> _Exercise directions_: Which lines below hold the word "privados"? Copy all of them.
──────── Input data
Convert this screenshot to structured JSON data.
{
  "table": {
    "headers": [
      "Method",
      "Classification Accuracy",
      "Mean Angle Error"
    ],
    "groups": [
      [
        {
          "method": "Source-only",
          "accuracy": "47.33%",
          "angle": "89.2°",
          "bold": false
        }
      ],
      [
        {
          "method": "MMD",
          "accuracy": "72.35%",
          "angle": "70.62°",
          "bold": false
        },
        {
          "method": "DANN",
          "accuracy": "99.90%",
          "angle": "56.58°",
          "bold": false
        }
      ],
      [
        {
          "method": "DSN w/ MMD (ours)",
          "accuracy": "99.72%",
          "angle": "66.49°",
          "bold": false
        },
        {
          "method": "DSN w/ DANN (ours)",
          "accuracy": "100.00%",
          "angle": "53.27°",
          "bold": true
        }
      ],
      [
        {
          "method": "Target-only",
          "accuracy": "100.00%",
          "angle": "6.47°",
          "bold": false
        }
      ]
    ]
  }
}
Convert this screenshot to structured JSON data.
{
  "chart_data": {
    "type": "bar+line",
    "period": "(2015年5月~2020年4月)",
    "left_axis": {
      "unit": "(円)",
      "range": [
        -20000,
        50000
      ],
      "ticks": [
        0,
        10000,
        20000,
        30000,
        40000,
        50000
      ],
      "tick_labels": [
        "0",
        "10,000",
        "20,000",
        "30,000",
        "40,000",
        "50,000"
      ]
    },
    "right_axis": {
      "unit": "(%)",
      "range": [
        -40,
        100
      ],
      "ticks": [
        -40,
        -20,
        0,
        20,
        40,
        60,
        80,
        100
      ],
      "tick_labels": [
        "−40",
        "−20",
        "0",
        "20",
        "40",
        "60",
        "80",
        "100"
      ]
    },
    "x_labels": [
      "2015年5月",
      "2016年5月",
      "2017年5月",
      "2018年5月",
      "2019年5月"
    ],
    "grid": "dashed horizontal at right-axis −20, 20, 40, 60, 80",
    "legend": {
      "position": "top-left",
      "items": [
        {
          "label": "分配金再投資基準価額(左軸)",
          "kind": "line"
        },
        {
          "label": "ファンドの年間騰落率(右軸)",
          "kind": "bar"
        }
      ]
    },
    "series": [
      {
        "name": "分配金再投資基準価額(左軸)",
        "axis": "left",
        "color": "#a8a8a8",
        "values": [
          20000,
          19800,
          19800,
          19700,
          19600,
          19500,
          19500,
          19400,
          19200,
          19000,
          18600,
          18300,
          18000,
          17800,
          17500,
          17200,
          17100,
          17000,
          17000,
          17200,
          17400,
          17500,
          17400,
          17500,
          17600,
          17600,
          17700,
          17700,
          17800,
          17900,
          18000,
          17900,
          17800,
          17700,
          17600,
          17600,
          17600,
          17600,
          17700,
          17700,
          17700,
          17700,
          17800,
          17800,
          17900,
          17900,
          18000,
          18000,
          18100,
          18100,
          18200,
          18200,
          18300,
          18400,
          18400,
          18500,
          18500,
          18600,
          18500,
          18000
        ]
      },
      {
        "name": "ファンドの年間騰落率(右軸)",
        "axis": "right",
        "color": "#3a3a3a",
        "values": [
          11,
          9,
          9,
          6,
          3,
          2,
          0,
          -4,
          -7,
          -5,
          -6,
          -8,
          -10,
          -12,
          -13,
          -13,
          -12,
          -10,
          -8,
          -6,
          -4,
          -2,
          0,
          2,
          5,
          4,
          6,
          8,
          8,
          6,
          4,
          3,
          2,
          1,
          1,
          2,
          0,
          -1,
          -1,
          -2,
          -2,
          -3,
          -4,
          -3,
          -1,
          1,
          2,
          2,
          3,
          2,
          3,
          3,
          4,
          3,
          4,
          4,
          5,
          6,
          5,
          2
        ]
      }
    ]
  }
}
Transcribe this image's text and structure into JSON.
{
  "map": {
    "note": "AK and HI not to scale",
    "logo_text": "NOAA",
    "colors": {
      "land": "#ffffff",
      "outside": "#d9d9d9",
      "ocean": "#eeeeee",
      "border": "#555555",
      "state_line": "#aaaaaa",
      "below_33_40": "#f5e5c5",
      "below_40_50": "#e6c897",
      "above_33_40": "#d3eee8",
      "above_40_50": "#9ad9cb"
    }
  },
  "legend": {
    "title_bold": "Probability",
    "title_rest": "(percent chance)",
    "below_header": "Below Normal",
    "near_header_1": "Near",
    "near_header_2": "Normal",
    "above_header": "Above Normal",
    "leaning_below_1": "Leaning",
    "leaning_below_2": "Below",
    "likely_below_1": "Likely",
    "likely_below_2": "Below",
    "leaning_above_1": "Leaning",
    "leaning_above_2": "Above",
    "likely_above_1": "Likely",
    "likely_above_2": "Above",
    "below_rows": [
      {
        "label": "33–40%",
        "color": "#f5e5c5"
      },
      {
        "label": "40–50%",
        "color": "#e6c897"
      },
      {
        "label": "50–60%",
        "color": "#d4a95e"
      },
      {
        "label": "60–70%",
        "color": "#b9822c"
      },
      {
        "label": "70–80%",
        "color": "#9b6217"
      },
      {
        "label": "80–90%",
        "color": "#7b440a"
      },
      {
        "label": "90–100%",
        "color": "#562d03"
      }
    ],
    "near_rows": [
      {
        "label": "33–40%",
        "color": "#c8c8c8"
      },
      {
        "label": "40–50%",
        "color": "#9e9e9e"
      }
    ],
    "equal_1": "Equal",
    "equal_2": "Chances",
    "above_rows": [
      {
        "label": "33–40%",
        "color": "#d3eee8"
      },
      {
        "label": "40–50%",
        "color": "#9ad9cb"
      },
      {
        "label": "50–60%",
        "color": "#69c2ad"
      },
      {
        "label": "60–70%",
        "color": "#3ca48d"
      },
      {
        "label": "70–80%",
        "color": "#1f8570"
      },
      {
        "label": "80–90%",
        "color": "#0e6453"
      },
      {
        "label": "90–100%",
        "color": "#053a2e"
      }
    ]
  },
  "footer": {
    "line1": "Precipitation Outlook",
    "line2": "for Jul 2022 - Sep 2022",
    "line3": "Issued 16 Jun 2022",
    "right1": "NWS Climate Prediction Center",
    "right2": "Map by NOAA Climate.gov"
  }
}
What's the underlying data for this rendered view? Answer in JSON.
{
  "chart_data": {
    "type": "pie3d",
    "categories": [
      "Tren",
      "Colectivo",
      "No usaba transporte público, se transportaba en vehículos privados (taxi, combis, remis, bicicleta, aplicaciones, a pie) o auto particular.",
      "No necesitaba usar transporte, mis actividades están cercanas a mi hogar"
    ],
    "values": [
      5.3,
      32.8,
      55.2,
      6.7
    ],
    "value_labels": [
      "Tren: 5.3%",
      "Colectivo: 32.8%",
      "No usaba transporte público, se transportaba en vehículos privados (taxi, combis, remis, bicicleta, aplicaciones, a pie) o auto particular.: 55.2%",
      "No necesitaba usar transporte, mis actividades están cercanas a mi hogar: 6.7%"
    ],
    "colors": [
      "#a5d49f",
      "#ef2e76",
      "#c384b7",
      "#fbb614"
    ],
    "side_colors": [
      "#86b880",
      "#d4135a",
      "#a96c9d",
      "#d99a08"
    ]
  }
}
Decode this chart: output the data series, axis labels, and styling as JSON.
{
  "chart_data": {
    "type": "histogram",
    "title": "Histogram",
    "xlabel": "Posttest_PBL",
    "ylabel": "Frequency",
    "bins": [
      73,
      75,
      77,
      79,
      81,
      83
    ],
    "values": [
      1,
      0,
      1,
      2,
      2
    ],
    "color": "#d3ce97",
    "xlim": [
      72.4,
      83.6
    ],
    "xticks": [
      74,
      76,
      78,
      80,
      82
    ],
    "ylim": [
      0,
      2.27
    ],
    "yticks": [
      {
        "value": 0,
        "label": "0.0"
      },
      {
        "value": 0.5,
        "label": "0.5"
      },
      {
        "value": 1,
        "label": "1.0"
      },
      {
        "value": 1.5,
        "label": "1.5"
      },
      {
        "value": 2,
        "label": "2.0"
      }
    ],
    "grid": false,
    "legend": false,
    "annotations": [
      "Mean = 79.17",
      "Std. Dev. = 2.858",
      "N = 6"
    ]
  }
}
────────────────
> _The response_:
      "No usaba transporte público, se transportaba en vehículos privados (taxi, combis, remis, bicicleta, aplicaciones, a pie) o auto particular.",
      "No usaba transporte público, se transportaba en vehículos privados (taxi, combis, remis, bicicleta, aplicaciones, a pie) o auto particular.: 55.2%",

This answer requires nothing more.